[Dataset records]

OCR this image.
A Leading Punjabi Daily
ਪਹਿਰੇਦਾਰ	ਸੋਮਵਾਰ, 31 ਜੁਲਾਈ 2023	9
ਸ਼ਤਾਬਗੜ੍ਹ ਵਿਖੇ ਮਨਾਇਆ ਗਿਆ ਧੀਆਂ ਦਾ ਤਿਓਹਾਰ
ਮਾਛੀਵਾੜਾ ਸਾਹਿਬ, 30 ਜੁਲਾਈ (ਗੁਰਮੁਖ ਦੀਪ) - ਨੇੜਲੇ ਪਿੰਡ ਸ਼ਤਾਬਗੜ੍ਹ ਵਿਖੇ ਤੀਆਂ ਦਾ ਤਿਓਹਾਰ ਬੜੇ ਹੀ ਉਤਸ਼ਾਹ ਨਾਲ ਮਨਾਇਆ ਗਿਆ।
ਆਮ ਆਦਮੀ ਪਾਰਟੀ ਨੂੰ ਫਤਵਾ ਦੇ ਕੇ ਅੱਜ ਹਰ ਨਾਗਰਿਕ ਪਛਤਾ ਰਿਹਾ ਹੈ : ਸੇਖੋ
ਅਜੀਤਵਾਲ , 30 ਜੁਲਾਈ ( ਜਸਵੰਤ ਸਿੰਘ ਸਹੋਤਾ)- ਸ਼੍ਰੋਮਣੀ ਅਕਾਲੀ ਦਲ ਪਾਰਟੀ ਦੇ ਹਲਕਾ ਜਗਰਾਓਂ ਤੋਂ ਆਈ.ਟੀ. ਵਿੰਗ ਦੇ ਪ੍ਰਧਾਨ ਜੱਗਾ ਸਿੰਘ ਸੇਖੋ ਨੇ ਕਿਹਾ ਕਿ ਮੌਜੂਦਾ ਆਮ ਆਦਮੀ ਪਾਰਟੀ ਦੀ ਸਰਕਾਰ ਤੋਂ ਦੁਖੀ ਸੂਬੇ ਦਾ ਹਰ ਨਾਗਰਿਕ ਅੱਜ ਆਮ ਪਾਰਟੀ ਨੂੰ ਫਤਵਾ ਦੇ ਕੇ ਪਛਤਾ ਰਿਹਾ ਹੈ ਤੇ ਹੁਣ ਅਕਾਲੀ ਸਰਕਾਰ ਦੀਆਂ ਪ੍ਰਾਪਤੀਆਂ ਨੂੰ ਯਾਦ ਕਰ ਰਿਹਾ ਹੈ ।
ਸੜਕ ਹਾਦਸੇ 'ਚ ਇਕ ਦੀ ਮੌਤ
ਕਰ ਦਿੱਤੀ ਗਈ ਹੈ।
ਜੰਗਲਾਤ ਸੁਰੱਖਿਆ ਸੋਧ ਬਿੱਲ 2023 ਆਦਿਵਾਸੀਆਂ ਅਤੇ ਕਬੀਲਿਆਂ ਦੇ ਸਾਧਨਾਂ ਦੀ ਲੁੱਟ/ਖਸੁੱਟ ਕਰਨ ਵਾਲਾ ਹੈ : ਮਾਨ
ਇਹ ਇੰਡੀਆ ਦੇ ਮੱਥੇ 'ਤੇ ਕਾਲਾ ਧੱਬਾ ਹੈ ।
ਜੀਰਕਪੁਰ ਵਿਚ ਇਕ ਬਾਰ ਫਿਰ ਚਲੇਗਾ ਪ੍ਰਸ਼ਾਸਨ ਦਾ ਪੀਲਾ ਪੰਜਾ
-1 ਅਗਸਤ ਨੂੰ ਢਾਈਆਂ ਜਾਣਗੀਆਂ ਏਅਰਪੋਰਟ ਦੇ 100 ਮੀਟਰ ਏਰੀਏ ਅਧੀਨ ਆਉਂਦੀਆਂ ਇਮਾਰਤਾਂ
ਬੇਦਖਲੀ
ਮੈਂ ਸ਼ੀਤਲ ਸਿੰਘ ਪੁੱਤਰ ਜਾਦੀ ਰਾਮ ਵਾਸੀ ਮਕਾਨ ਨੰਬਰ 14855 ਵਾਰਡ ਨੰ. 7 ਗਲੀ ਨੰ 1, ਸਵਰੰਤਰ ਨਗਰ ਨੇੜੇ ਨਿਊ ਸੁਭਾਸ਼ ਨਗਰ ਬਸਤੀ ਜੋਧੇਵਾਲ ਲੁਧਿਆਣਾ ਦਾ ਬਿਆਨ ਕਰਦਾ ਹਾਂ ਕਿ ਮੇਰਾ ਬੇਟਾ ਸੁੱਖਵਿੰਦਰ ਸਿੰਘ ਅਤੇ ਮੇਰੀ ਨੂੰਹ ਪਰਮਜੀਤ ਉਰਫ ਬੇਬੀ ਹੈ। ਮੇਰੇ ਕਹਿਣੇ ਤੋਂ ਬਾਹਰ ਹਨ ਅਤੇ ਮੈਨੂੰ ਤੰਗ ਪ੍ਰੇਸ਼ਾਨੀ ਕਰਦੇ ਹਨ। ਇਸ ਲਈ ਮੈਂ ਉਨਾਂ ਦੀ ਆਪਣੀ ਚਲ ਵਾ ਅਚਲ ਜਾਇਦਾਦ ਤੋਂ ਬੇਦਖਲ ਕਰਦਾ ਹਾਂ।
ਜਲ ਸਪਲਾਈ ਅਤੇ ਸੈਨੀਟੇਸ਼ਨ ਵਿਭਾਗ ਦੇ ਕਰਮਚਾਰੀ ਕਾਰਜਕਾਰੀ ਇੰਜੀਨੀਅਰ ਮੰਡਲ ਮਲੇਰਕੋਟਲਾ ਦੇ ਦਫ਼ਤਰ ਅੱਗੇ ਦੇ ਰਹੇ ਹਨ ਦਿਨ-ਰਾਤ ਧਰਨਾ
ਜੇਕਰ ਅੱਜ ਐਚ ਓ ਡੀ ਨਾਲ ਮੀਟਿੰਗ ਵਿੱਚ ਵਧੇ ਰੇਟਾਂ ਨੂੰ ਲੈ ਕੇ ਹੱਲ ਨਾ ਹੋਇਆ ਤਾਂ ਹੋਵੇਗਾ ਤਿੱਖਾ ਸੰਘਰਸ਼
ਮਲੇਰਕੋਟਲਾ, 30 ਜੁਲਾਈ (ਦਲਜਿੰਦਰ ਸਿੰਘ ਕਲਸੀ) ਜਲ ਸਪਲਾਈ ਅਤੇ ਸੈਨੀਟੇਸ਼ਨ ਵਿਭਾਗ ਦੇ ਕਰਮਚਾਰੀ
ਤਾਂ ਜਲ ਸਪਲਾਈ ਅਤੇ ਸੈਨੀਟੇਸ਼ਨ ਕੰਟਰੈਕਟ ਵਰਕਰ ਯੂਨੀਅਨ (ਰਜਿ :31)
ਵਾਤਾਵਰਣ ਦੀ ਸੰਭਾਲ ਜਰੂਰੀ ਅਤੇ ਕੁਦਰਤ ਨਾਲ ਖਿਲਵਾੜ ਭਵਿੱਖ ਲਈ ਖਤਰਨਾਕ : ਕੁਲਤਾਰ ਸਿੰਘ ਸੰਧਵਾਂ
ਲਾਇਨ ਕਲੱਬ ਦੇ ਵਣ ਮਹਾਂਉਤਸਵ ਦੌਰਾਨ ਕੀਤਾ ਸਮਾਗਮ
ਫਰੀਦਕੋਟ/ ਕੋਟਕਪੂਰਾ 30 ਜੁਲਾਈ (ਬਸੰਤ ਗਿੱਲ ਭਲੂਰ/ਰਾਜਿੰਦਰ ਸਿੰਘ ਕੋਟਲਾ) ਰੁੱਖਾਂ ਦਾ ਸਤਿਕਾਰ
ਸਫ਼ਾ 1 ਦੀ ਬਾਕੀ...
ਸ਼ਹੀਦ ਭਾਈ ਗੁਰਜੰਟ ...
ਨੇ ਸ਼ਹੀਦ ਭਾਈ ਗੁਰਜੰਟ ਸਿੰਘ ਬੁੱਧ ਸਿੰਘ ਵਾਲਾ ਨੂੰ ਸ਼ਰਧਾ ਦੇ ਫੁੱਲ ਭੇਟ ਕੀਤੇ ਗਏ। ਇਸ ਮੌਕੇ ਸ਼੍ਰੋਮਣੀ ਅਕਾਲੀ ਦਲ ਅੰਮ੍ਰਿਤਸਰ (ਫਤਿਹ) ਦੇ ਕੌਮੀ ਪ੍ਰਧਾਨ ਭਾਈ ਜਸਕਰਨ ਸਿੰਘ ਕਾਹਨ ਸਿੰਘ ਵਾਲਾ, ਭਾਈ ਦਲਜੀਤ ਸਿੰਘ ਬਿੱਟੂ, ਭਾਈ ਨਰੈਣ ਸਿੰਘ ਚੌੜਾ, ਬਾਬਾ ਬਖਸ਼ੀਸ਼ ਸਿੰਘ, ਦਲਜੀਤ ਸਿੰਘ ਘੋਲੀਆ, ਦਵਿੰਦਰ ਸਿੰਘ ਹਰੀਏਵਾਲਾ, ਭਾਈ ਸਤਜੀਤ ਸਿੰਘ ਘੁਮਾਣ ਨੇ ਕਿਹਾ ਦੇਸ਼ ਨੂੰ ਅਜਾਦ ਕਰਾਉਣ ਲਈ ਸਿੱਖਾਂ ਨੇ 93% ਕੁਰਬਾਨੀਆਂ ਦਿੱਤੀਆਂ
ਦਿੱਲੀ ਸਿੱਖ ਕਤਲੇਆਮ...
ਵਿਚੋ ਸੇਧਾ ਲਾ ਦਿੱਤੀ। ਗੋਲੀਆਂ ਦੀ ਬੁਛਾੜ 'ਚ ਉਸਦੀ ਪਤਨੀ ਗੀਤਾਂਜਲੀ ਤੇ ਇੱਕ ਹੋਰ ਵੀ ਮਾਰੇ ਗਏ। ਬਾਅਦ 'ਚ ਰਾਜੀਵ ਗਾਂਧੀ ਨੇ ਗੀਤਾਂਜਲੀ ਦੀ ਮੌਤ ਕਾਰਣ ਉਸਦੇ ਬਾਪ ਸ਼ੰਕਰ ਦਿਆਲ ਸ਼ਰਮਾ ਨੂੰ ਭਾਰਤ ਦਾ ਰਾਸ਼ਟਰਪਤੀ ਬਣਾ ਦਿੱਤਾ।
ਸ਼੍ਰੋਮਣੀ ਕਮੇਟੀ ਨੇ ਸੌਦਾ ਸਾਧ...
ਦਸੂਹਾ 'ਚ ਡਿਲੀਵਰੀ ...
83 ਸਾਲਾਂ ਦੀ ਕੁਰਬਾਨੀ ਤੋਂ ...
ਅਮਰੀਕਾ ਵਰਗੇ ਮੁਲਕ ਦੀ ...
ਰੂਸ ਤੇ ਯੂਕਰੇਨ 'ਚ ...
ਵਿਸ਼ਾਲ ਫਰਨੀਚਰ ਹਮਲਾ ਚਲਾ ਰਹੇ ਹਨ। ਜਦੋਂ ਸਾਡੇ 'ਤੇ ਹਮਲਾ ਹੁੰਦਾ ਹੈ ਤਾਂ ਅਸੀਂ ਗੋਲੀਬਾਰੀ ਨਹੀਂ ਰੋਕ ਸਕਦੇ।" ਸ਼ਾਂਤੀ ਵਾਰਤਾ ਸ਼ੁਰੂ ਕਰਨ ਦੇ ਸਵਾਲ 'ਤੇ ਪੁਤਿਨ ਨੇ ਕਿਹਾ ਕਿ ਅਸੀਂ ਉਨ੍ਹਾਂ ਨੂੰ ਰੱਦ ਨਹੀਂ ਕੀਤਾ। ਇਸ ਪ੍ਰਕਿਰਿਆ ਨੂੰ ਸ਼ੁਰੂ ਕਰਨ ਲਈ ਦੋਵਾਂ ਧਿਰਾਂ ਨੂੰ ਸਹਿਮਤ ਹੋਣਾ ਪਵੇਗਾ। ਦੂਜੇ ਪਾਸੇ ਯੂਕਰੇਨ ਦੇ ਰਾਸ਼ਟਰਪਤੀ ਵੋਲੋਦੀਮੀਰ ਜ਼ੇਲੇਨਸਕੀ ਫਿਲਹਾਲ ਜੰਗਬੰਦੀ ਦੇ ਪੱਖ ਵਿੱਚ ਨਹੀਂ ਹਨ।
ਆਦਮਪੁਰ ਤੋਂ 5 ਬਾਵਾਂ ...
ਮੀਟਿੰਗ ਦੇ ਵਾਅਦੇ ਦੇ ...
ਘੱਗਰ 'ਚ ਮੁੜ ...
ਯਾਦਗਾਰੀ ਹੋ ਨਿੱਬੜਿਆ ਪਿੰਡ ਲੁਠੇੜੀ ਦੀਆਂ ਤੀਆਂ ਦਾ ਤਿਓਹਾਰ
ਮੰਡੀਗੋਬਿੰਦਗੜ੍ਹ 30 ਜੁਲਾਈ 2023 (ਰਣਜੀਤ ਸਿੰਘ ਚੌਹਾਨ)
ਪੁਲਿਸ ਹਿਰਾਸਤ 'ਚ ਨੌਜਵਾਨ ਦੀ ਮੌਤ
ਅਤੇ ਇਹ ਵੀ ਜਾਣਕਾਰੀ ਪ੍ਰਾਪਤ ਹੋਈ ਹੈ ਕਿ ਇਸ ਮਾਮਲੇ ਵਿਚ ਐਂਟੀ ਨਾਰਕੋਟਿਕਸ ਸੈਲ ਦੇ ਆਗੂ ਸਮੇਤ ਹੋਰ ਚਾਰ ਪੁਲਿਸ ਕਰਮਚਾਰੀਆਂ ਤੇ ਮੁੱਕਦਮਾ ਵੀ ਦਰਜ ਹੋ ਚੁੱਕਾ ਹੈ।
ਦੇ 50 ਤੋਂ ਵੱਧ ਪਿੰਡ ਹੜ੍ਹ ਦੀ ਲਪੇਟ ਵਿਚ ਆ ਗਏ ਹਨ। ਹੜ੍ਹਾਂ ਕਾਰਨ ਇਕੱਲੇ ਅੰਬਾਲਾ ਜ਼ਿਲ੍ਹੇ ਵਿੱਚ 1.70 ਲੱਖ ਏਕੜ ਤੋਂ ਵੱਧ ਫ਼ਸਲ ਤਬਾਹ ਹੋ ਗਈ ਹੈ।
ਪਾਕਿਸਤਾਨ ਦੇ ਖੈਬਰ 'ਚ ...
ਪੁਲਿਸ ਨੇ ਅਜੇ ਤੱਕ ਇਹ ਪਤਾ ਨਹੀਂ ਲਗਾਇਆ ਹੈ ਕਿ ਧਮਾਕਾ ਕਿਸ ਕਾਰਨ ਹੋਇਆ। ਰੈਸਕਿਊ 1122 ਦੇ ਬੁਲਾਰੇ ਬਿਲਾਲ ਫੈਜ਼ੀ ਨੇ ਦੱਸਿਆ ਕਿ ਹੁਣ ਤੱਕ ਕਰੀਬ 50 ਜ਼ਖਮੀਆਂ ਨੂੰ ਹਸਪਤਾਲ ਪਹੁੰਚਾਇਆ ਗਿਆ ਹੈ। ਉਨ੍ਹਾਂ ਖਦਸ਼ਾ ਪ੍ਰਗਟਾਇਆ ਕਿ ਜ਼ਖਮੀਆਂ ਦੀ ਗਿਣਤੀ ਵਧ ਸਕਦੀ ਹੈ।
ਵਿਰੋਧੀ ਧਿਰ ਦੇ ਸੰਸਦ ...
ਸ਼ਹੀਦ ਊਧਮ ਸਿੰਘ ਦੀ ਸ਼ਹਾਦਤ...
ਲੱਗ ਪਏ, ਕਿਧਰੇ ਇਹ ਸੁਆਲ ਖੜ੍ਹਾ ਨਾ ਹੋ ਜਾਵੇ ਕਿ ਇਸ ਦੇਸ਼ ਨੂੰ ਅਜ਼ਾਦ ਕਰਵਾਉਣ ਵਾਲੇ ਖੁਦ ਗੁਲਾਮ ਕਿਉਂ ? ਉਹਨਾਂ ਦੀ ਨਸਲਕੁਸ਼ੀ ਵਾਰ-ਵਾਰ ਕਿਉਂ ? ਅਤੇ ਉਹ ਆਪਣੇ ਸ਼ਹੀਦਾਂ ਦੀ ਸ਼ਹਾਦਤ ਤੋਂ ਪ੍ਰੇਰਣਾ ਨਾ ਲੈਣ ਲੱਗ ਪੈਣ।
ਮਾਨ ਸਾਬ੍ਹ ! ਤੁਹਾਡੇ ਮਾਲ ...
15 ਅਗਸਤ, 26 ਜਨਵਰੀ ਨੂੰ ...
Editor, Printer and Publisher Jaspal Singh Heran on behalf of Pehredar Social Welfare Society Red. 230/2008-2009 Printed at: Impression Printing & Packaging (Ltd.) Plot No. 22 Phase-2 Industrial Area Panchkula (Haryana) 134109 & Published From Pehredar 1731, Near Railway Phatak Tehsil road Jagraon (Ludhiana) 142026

• **Problem requirements**:
Return every line in the listing that contains the word "ਅਗਸਤ".

• **Solution to this exercise**:
-1 ਅਗਸਤ ਨੂੰ ਢਾਈਆਂ ਜਾਣਗੀਆਂ ਏਅਰਪੋਰਟ ਦੇ 100 ਮੀਟਰ ਏਰੀਏ ਅਧੀਨ ਆਉਂਦੀਆਂ ਇਮਾਰਤਾਂ
15 ਅਗਸਤ, 26 ਜਨਵਰੀ ਨੂੰ ...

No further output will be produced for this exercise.